Meanwhile, in Mauritania, Kosmos is also looking at the Hippocampe and Lamantin prospects. However, in late October, Kosmos’s Hippocampe-1 well came up dry. In Senegal, Kosmos is looking at the Requin Tigre prospect with an estimated 60 Tcf unrisked resource. This is outboard of the Tortue gas discovery. Indeed, Senegal’s deep plays, all have extension in the ultra-deep, Gunning says.

While exploration in Senegal and Mauritania has been dominated by smaller players, the entry of BP and Woodside (subject to an argument over pre-emption rights FAR Ltd claims), as partners to Cairn and Kosmos, was followed by the entry of Total.

In May, Total was awarded a PSC for the 10,357sq km Rufisque Offshore Profond block, holding 90% interest alongside Petrosen. Total also signed a cooperation agreement with Petrosen and Senegal’s Ministry of Energy and Renewable Energy Development under which Total will perform studies to assess the exploration potential of Senegal’s ultra-deep offshore and become operator of an exploration block.

Exploration 2.0 is how the latest phase of offshore exploration is described in Cyprus. It could also be described as exploration post-Zohr.

Egypt’s major Zohr discovery made many look at the Mediterranean differently, including Cypriot waters. Demetris Fessas, executive manager, at the Cyprus Hydrocarbons Company, told the global opportunities session at Offshore Energy there is a lot of activity in the region.

Cyprus is relatively new to offshore exploration. The country held its first offshore round in 2007, with 11 blocks awarded, followed by Block 12 in 2008, resulting in the 2011 Aphrodite discovery by Noble Energy. A development and production plan is now being discussed with the government. A base case is a floating host with export capacity up to 800 MMscf/d, Fessas says. An export pipeline could take the gas to Egypt, he says, adding that sales negotiations are ongoing. “The idea is to use the idle LNG facilities at Idku and Damietta,” he says. Both have been idle since the uprising in Egypt. However, plans for LNG export were parked until the results of the next round of exploration are known. Aphrodite’s FID is expected in late-2019. First gas could be late 2022.

- What the task asks
In the offshore exploration text, rewrite the part that begins at the words "While exploration in" and stops after "an exploration block.", putting "partnership agreement" in place of "cooperation agreement".

- Records provided
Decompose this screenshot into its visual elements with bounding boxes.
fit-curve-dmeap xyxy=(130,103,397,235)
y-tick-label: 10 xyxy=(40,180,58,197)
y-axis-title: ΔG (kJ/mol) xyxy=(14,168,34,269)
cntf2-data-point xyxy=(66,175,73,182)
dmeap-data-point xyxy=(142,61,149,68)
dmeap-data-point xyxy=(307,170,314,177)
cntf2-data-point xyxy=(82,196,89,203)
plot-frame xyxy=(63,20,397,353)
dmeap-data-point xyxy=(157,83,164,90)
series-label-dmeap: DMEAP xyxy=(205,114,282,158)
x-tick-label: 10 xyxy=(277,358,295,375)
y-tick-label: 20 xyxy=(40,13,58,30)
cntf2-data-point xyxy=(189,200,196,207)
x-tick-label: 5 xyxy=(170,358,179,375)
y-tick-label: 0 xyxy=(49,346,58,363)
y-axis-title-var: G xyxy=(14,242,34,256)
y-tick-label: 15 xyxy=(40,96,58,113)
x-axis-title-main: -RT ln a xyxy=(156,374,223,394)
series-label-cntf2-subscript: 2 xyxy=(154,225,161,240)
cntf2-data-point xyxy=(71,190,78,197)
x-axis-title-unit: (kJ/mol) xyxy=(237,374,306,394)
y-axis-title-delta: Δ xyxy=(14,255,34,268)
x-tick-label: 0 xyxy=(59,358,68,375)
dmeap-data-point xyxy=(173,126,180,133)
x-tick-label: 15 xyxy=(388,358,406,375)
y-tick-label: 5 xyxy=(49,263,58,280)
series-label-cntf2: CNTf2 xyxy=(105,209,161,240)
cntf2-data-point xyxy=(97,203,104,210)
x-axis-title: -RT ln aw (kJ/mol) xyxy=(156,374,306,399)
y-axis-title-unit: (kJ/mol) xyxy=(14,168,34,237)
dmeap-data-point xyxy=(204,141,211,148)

- Expected answer
While exploration in Senegal and Mauritania has been dominated by smaller players, the entry of BP and Woodside (subject to an argument over pre-emption rights FAR Ltd claims), as partners to Cairn and Kosmos, was followed by the entry of Total.

In May, Total was awarded a PSC for the 10,357sq km Rufisque Offshore Profond block, holding 90% interest alongside Petrosen. Total also signed a partnership agreement with Petrosen and Senegal’s Ministry of Energy and Renewable Energy Development under which Total will perform studies to assess the exploration potential of Senegal’s ultra-deep offshore and become operator of an exploration block.